* **Short exercise**
Please output only the lines that run from the line containing "Convert this document image to plain text." through the end of the material below, exactly.
---------- Data shown ----------
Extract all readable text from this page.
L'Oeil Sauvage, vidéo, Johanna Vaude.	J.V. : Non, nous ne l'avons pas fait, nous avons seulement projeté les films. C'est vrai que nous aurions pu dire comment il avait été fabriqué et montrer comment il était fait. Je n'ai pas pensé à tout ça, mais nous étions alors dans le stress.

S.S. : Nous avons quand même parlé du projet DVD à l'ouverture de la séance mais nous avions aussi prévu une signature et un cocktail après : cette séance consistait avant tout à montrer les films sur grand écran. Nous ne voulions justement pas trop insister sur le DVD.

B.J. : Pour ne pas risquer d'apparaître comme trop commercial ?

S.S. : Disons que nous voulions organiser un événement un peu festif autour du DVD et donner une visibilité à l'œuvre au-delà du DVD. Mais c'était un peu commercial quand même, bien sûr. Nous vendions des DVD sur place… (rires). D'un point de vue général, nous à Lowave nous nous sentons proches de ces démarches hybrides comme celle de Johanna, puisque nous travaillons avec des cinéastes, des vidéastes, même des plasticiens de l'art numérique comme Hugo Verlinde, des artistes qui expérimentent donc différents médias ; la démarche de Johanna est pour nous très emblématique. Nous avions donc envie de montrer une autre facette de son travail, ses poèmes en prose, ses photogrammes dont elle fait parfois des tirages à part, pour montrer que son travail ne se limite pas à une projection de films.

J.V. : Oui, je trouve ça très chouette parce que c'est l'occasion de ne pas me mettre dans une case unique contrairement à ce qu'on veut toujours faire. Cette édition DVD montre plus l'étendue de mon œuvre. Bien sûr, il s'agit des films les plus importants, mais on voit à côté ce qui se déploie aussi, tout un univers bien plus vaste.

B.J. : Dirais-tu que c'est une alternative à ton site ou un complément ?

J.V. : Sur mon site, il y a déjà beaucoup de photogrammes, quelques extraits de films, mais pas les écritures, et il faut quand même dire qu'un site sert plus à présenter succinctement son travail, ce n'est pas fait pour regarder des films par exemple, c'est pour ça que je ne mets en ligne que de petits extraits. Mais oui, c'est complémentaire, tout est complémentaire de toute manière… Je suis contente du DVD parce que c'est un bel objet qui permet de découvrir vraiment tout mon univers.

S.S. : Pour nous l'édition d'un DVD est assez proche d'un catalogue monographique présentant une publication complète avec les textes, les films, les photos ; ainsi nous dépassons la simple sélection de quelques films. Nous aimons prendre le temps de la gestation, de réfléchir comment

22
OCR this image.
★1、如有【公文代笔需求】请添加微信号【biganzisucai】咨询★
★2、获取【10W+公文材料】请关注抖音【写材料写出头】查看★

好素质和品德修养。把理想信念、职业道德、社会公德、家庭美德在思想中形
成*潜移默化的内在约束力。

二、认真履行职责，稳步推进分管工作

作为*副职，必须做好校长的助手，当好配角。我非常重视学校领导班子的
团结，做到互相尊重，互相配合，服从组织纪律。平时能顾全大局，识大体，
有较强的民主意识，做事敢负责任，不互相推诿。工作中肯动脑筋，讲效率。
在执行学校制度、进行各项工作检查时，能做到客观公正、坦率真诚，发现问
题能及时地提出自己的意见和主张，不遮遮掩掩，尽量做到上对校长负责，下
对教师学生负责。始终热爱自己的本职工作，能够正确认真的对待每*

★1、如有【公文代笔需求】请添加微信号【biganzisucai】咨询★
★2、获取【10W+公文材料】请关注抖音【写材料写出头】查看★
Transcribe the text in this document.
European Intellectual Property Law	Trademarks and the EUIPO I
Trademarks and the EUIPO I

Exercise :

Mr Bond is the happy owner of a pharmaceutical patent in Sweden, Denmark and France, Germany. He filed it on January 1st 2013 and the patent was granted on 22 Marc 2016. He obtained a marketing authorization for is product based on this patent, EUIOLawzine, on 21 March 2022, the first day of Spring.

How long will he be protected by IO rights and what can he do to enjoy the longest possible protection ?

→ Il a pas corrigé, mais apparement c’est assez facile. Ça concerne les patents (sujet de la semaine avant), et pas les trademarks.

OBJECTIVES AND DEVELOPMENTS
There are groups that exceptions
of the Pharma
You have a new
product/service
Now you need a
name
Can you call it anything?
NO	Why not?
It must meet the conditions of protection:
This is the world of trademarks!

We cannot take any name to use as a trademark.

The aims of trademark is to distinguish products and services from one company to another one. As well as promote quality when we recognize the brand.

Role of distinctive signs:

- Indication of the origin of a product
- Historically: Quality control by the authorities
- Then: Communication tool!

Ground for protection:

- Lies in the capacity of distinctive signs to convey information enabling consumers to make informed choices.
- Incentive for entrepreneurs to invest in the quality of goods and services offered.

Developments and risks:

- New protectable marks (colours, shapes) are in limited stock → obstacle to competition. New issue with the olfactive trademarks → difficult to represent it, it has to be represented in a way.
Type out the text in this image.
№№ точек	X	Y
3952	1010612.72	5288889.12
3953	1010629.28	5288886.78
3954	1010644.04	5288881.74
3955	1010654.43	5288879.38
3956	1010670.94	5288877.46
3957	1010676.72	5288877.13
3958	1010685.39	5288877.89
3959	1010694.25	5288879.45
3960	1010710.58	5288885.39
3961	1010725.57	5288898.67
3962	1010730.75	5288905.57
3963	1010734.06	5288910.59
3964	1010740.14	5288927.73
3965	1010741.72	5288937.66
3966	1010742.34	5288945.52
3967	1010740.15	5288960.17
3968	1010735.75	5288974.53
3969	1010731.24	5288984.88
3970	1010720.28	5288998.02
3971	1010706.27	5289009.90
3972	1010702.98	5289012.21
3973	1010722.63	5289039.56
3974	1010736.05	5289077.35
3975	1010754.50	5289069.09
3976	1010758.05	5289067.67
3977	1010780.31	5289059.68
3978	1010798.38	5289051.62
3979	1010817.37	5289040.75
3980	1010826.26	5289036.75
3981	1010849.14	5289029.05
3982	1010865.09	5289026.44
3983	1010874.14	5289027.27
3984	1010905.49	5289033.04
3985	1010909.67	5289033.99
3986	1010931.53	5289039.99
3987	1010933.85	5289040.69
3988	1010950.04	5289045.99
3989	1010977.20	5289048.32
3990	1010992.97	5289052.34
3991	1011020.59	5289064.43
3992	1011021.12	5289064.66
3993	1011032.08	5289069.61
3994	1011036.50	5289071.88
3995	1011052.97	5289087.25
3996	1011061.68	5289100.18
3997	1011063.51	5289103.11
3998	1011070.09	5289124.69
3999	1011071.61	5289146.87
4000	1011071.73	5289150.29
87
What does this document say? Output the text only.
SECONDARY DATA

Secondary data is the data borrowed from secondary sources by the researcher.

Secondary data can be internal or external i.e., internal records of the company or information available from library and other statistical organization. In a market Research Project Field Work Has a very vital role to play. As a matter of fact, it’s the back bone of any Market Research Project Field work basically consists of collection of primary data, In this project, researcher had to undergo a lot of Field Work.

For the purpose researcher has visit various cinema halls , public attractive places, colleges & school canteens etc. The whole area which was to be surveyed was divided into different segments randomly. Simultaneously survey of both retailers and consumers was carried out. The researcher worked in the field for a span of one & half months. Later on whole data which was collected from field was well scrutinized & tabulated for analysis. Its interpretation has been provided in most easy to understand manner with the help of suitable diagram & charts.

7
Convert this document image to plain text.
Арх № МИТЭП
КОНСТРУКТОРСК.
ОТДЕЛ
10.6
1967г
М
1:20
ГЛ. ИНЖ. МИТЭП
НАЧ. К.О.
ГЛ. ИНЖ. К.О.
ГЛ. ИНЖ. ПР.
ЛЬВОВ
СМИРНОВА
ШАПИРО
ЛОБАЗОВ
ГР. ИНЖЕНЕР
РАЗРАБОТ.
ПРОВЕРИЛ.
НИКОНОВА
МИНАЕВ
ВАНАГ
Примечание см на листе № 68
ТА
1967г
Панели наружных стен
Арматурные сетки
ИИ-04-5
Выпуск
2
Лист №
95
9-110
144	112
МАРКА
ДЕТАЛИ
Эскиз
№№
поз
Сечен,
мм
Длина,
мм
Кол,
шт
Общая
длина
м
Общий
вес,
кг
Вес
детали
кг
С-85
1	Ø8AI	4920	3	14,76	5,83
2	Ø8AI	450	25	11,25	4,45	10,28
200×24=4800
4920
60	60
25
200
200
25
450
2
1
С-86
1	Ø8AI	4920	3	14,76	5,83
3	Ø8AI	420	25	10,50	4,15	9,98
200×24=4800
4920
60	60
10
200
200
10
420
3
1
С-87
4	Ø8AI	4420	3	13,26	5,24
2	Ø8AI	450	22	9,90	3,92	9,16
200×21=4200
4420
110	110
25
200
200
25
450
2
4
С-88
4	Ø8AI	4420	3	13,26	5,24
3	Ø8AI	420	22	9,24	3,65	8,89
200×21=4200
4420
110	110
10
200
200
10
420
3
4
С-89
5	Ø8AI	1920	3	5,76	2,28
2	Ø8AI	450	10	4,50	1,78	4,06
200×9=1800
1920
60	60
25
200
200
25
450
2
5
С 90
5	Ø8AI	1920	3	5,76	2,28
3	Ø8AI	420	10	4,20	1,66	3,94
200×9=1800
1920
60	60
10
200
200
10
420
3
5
----------
* **Task result**
Convert this document image to plain text.
Арх № МИТЭП
КОНСТРУКТОРСК.
ОТДЕЛ
10.6
1967г
М
1:20
ГЛ. ИНЖ. МИТЭП
НАЧ. К.О.
ГЛ. ИНЖ. К.О.
ГЛ. ИНЖ. ПР.
ЛЬВОВ
СМИРНОВА
ШАПИРО
ЛОБАЗОВ
ГР. ИНЖЕНЕР
РАЗРАБОТ.
ПРОВЕРИЛ.
НИКОНОВА
МИНАЕВ
ВАНАГ
Примечание см на листе № 68
ТА
1967г
Панели наружных стен
Арматурные сетки
ИИ-04-5
Выпуск
2
Лист №
95
9-110
144	112
МАРКА
ДЕТАЛИ
Эскиз
№№
поз
Сечен,
мм
Длина,
мм
Кол,
шт
Общая
длина
м
Общий
вес,
кг
Вес
детали
кг
С-85
1	Ø8AI	4920	3	14,76	5,83
2	Ø8AI	450	25	11,25	4,45	10,28
200×24=4800
4920
60	60
25
200
200
25
450
2
1
С-86
1	Ø8AI	4920	3	14,76	5,83
3	Ø8AI	420	25	10,50	4,15	9,98
200×24=4800
4920
60	60
10
200
200
10
420
3
1
С-87
4	Ø8AI	4420	3	13,26	5,24
2	Ø8AI	450	22	9,90	3,92	9,16
200×21=4200
4420
110	110
25
200
200
25
450
2
4
С-88
4	Ø8AI	4420	3	13,26	5,24
3	Ø8AI	420	22	9,24	3,65	8,89
200×21=4200
4420
110	110
10
200
200
10
420
3
4
С-89
5	Ø8AI	1920	3	5,76	2,28
2	Ø8AI	450	10	4,50	1,78	4,06
200×9=1800
1920
60	60
25
200
200
25
450
2
5
С 90
5	Ø8AI	1920	3	5,76	2,28
3	Ø8AI	420	10	4,20	1,66	3,94
200×9=1800
1920
60	60
10
200
200
10
420
3
5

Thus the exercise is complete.